[RECORDS SUPPLIED]:

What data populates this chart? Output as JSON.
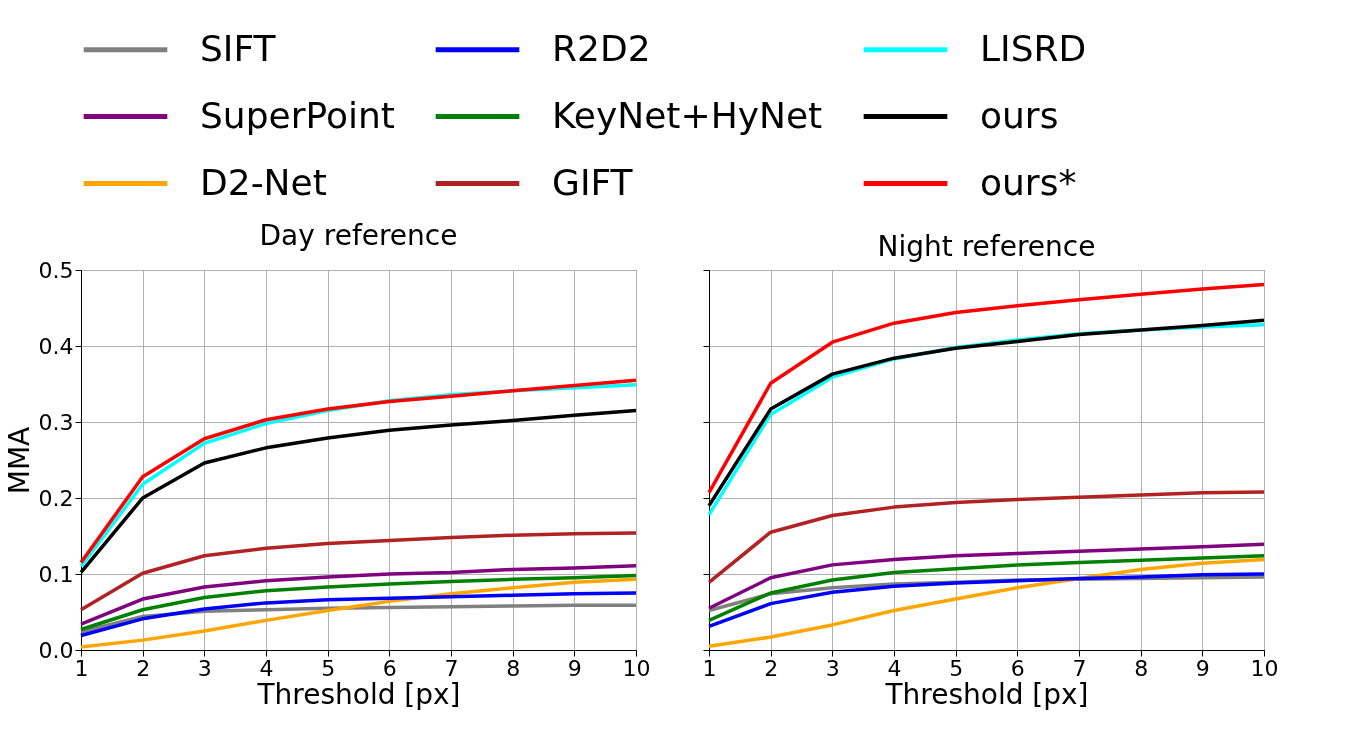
{
  "chart_data": [
    {
      "type": "line",
      "title": "Day reference",
      "xlabel": "Threshold [px]",
      "ylabel": "MMA",
      "x": [
        1,
        2,
        3,
        4,
        5,
        6,
        7,
        8,
        9,
        10
      ],
      "xlim": [
        1,
        10
      ],
      "xticks": [
        1,
        2,
        3,
        4,
        5,
        6,
        7,
        8,
        9,
        10
      ],
      "ylim": [
        0,
        0.5
      ],
      "yticks": [
        {
          "value": 0,
          "label": "0.0"
        },
        0.1,
        0.2,
        0.3,
        0.4,
        0.5
      ],
      "grid": true,
      "legend": "top",
      "marker": "none",
      "line_style": "solid",
      "series": [
        {
          "name": "SIFT",
          "color": "#808080",
          "values": [
            0.024,
            0.044,
            0.051,
            0.053,
            0.055,
            0.056,
            0.057,
            0.058,
            0.059,
            0.059
          ]
        },
        {
          "name": "SuperPoint",
          "color": "#800080",
          "values": [
            0.034,
            0.067,
            0.083,
            0.091,
            0.096,
            0.1,
            0.102,
            0.106,
            0.108,
            0.111
          ]
        },
        {
          "name": "D2-Net",
          "color": "#ffa500",
          "values": [
            0.004,
            0.013,
            0.025,
            0.039,
            0.052,
            0.064,
            0.074,
            0.082,
            0.089,
            0.093
          ]
        },
        {
          "name": "R2D2",
          "color": "#0000ff",
          "values": [
            0.019,
            0.041,
            0.054,
            0.062,
            0.066,
            0.068,
            0.07,
            0.072,
            0.074,
            0.075
          ]
        },
        {
          "name": "KeyNet+HyNet",
          "color": "#008000",
          "values": [
            0.027,
            0.053,
            0.069,
            0.078,
            0.083,
            0.087,
            0.09,
            0.093,
            0.095,
            0.098
          ]
        },
        {
          "name": "GIFT",
          "color": "#b22222",
          "values": [
            0.053,
            0.101,
            0.124,
            0.134,
            0.14,
            0.144,
            0.148,
            0.151,
            0.153,
            0.154
          ]
        },
        {
          "name": "LISRD",
          "color": "#00ffff",
          "values": [
            0.11,
            0.218,
            0.272,
            0.298,
            0.315,
            0.328,
            0.336,
            0.341,
            0.345,
            0.349
          ]
        },
        {
          "name": "ours",
          "color": "#000000",
          "values": [
            0.102,
            0.2,
            0.246,
            0.266,
            0.279,
            0.289,
            0.296,
            0.302,
            0.309,
            0.315
          ]
        },
        {
          "name": "ours*",
          "color": "#ff0000",
          "values": [
            0.115,
            0.228,
            0.278,
            0.303,
            0.317,
            0.327,
            0.334,
            0.341,
            0.348,
            0.355
          ]
        }
      ]
    },
    {
      "type": "line",
      "title": "Night reference",
      "xlabel": "Threshold [px]",
      "x": [
        1,
        2,
        3,
        4,
        5,
        6,
        7,
        8,
        9,
        10
      ],
      "xlim": [
        1,
        10
      ],
      "xticks": [
        1,
        2,
        3,
        4,
        5,
        6,
        7,
        8,
        9,
        10
      ],
      "ylim": [
        0,
        0.5
      ],
      "yticks": [
        0,
        0.1,
        0.2,
        0.3,
        0.4,
        0.5
      ],
      "tick_labels": "x",
      "grid": true,
      "marker": "none",
      "line_style": "solid",
      "series": [
        {
          "name": "SIFT",
          "color": "#808080",
          "values": [
            0.052,
            0.074,
            0.082,
            0.087,
            0.089,
            0.092,
            0.093,
            0.094,
            0.095,
            0.096
          ]
        },
        {
          "name": "SuperPoint",
          "color": "#800080",
          "values": [
            0.055,
            0.095,
            0.112,
            0.119,
            0.124,
            0.127,
            0.13,
            0.133,
            0.136,
            0.139
          ]
        },
        {
          "name": "D2-Net",
          "color": "#ffa500",
          "values": [
            0.005,
            0.017,
            0.033,
            0.052,
            0.067,
            0.082,
            0.094,
            0.106,
            0.114,
            0.119
          ]
        },
        {
          "name": "R2D2",
          "color": "#0000ff",
          "values": [
            0.031,
            0.061,
            0.076,
            0.084,
            0.088,
            0.091,
            0.094,
            0.096,
            0.099,
            0.1
          ]
        },
        {
          "name": "KeyNet+HyNet",
          "color": "#008000",
          "values": [
            0.039,
            0.075,
            0.092,
            0.102,
            0.107,
            0.112,
            0.115,
            0.118,
            0.121,
            0.124
          ]
        },
        {
          "name": "GIFT",
          "color": "#b22222",
          "values": [
            0.089,
            0.155,
            0.177,
            0.188,
            0.194,
            0.198,
            0.201,
            0.204,
            0.207,
            0.208
          ]
        },
        {
          "name": "LISRD",
          "color": "#00ffff",
          "values": [
            0.178,
            0.31,
            0.359,
            0.383,
            0.398,
            0.408,
            0.416,
            0.421,
            0.425,
            0.428
          ]
        },
        {
          "name": "ours",
          "color": "#000000",
          "values": [
            0.19,
            0.317,
            0.363,
            0.384,
            0.397,
            0.406,
            0.415,
            0.421,
            0.427,
            0.434
          ]
        },
        {
          "name": "ours*",
          "color": "#ff0000",
          "values": [
            0.207,
            0.351,
            0.405,
            0.43,
            0.444,
            0.453,
            0.461,
            0.468,
            0.475,
            0.481
          ]
        }
      ]
    }
  ]
}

[GOAL]:
Quote every record above exactly, omitting any pictures they contain.

[SOLUTION FOR THIS TASK]:
What data populates this chart? Output as JSON.
{
  "chart_data": [
    {
      "type": "line",
      "title": "Day reference",
      "xlabel": "Threshold [px]",
      "ylabel": "MMA",
      "x": [
        1,
        2,
        3,
        4,
        5,
        6,
        7,
        8,
        9,
        10
      ],
      "xlim": [
        1,
        10
      ],
      "xticks": [
        1,
        2,
        3,
        4,
        5,
        6,
        7,
        8,
        9,
        10
      ],
      "ylim": [
        0,
        0.5
      ],
      "yticks": [
        {
          "value": 0,
          "label": "0.0"
        },
        0.1,
        0.2,
        0.3,
        0.4,
        0.5
      ],
      "grid": true,
      "legend": "top",
      "marker": "none",
      "line_style": "solid",
      "series": [
        {
          "name": "SIFT",
          "color": "#808080",
          "values": [
            0.024,
            0.044,
            0.051,
            0.053,
            0.055,
            0.056,
            0.057,
            0.058,
            0.059,
            0.059
          ]
        },
        {
          "name": "SuperPoint",
          "color": "#800080",
          "values": [
            0.034,
            0.067,
            0.083,
            0.091,
            0.096,
            0.1,
            0.102,
            0.106,
            0.108,
            0.111
          ]
        },
        {
          "name": "D2-Net",
          "color": "#ffa500",
          "values": [
            0.004,
            0.013,
            0.025,
            0.039,
            0.052,
            0.064,
            0.074,
            0.082,
            0.089,
            0.093
          ]
        },
        {
          "name": "R2D2",
          "color": "#0000ff",
          "values": [
            0.019,
            0.041,
            0.054,
            0.062,
            0.066,
            0.068,
            0.07,
            0.072,
            0.074,
            0.075
          ]
        },
        {
          "name": "KeyNet+HyNet",
          "color": "#008000",
          "values": [
            0.027,
            0.053,
            0.069,
            0.078,
            0.083,
            0.087,
            0.09,
            0.093,
            0.095,
            0.098
          ]
        },
        {
          "name": "GIFT",
          "color": "#b22222",
          "values": [
            0.053,
            0.101,
            0.124,
            0.134,
            0.14,
            0.144,
            0.148,
            0.151,
            0.153,
            0.154
          ]
        },
        {
          "name": "LISRD",
          "color": "#00ffff",
          "values": [
            0.11,
            0.218,
            0.272,
            0.298,
            0.315,
            0.328,
            0.336,
            0.341,
            0.345,
            0.349
          ]
        },
        {
          "name": "ours",
          "color": "#000000",
          "values": [
            0.102,
            0.2,
            0.246,
            0.266,
            0.279,
            0.289,
            0.296,
            0.302,
            0.309,
            0.315
          ]
        },
        {
          "name": "ours*",
          "color": "#ff0000",
          "values": [
            0.115,
            0.228,
            0.278,
            0.303,
            0.317,
            0.327,
            0.334,
            0.341,
            0.348,
            0.355
          ]
        }
      ]
    },
    {
      "type": "line",
      "title": "Night reference",
      "xlabel": "Threshold [px]",
      "x": [
        1,
        2,
        3,
        4,
        5,
        6,
        7,
        8,
        9,
        10
      ],
      "xlim": [
        1,
        10
      ],
      "xticks": [
        1,
        2,
        3,
        4,
        5,
        6,
        7,
        8,
        9,
        10
      ],
      "ylim": [
        0,
        0.5
      ],
      "yticks": [
        0,
        0.1,
        0.2,
        0.3,
        0.4,
        0.5
      ],
      "tick_labels": "x",
      "grid": true,
      "marker": "none",
      "line_style": "solid",
      "series": [
        {
          "name": "SIFT",
          "color": "#808080",
          "values": [
            0.052,
            0.074,
            0.082,
            0.087,
            0.089,
            0.092,
            0.093,
            0.094,
            0.095,
            0.096
          ]
        },
        {
          "name": "SuperPoint",
          "color": "#800080",
          "values": [
            0.055,
            0.095,
            0.112,
            0.119,
            0.124,
            0.127,
            0.13,
            0.133,
            0.136,
            0.139
          ]
        },
        {
          "name": "D2-Net",
          "color": "#ffa500",
          "values": [
            0.005,
            0.017,
            0.033,
            0.052,
            0.067,
            0.082,
            0.094,
            0.106,
            0.114,
            0.119
          ]
        },
        {
          "name": "R2D2",
          "color": "#0000ff",
          "values": [
            0.031,
            0.061,
            0.076,
            0.084,
            0.088,
            0.091,
            0.094,
            0.096,
            0.099,
            0.1
          ]
        },
        {
          "name": "KeyNet+HyNet",
          "color": "#008000",
          "values": [
            0.039,
            0.075,
            0.092,
            0.102,
            0.107,
            0.112,
            0.115,
            0.118,
            0.121,
            0.124
          ]
        },
        {
          "name": "GIFT",
          "color": "#b22222",
          "values": [
            0.089,
            0.155,
            0.177,
            0.188,
            0.194,
            0.198,
            0.201,
            0.204,
            0.207,
            0.208
          ]
        },
        {
          "name": "LISRD",
          "color": "#00ffff",
          "values": [
            0.178,
            0.31,
            0.359,
            0.383,
            0.398,
            0.408,
            0.416,
            0.421,
            0.425,
            0.428
          ]
        },
        {
          "name": "ours",
          "color": "#000000",
          "values": [
            0.19,
            0.317,
            0.363,
            0.384,
            0.397,
            0.406,
            0.415,
            0.421,
            0.427,
            0.434
          ]
        },
        {
          "name": "ours*",
          "color": "#ff0000",
          "values": [
            0.207,
            0.351,
            0.405,
            0.43,
            0.444,
            0.453,
            0.461,
            0.468,
            0.475,
            0.481
          ]
        }
      ]
    }
  ]
}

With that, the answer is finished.